[Recorded data]
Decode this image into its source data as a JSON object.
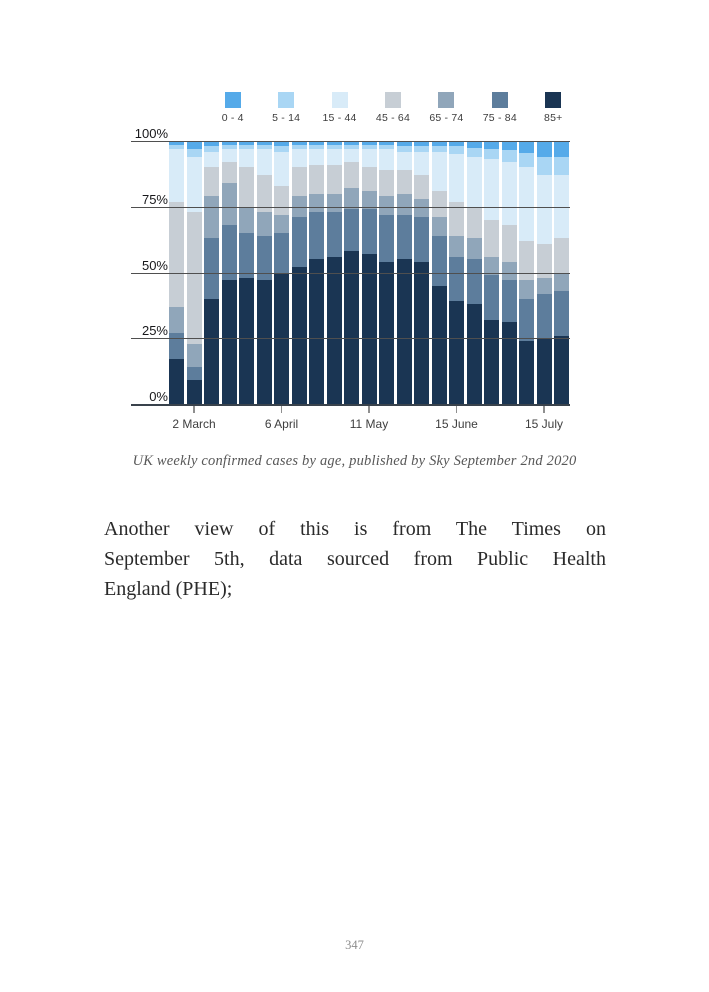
{
  "page": {
    "number": "347"
  },
  "figure": {
    "caption": "UK weekly confirmed cases by age, published by Sky September 2nd 2020"
  },
  "paragraph": {
    "lines": [
      "Another view of this is from The Times on",
      "September 5th, data sourced from Public Health",
      "England (PHE);"
    ]
  },
  "chart_data": {
    "type": "bar",
    "variant": "stacked-100-percent",
    "title": "",
    "xlabel": "",
    "ylabel": "",
    "ylim": [
      0,
      100
    ],
    "grid": true,
    "legend_position": "top",
    "y_ticks": [
      "100%",
      "75%",
      "50%",
      "25%",
      "0%"
    ],
    "x_ticks": [
      {
        "label": "2 March",
        "week": 1
      },
      {
        "label": "6 April",
        "week": 6
      },
      {
        "label": "11 May",
        "week": 11
      },
      {
        "label": "15 June",
        "week": 16
      },
      {
        "label": "15 July",
        "week": 21
      }
    ],
    "n_weeks": 23,
    "unit": "%",
    "series": [
      {
        "name": "0 - 4",
        "color": "#55aae9",
        "values": [
          1.5,
          3,
          2,
          1.5,
          1.5,
          1.5,
          2,
          1.5,
          1.5,
          1.5,
          1.5,
          1.5,
          1.5,
          2,
          2,
          2,
          2,
          2.5,
          3,
          3.5,
          4.5,
          6,
          6
        ]
      },
      {
        "name": "5 - 14",
        "color": "#a9d6f4",
        "values": [
          1.5,
          3,
          2,
          1.5,
          1.5,
          1.5,
          2,
          1.5,
          1.5,
          1.5,
          1.5,
          1.5,
          1.5,
          2,
          2,
          2,
          3,
          3.5,
          4,
          4.5,
          5.5,
          7,
          7
        ]
      },
      {
        "name": "15 - 44",
        "color": "#d8ebf8",
        "values": [
          20,
          21,
          6,
          5,
          7,
          10,
          13,
          7,
          6,
          6,
          5,
          7,
          8,
          7,
          9,
          15,
          18,
          19,
          23,
          24,
          28,
          26,
          24
        ]
      },
      {
        "name": "45 - 64",
        "color": "#c7ced5",
        "values": [
          40,
          50,
          11,
          8,
          15,
          14,
          11,
          11,
          11,
          11,
          10,
          9,
          10,
          9,
          9,
          10,
          13,
          12,
          14,
          14,
          15,
          13,
          13
        ]
      },
      {
        "name": "65 - 74",
        "color": "#90a6ba",
        "values": [
          10,
          9,
          16,
          16,
          10,
          9,
          7,
          8,
          7,
          7,
          8,
          7,
          7,
          8,
          7,
          7,
          8,
          8,
          7,
          7,
          7,
          6,
          7
        ]
      },
      {
        "name": "75 - 84",
        "color": "#5d7d9c",
        "values": [
          10,
          5,
          23,
          21,
          17,
          17,
          15,
          19,
          18,
          17,
          16,
          17,
          18,
          17,
          17,
          19,
          17,
          17,
          17,
          16,
          16,
          17,
          17
        ]
      },
      {
        "name": "85+",
        "color": "#1a3553",
        "values": [
          17,
          9,
          40,
          47,
          48,
          47,
          50,
          52,
          55,
          56,
          58,
          57,
          54,
          55,
          54,
          45,
          39,
          38,
          32,
          31,
          24,
          25,
          26
        ]
      }
    ]
  }
}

> **Objective**
Report every line in the data above in which the word "September" appears.

> **Response below**
    "caption": "UK weekly confirmed cases by age, published by Sky September 2nd 2020"
      "September 5th, data sourced from Public Health",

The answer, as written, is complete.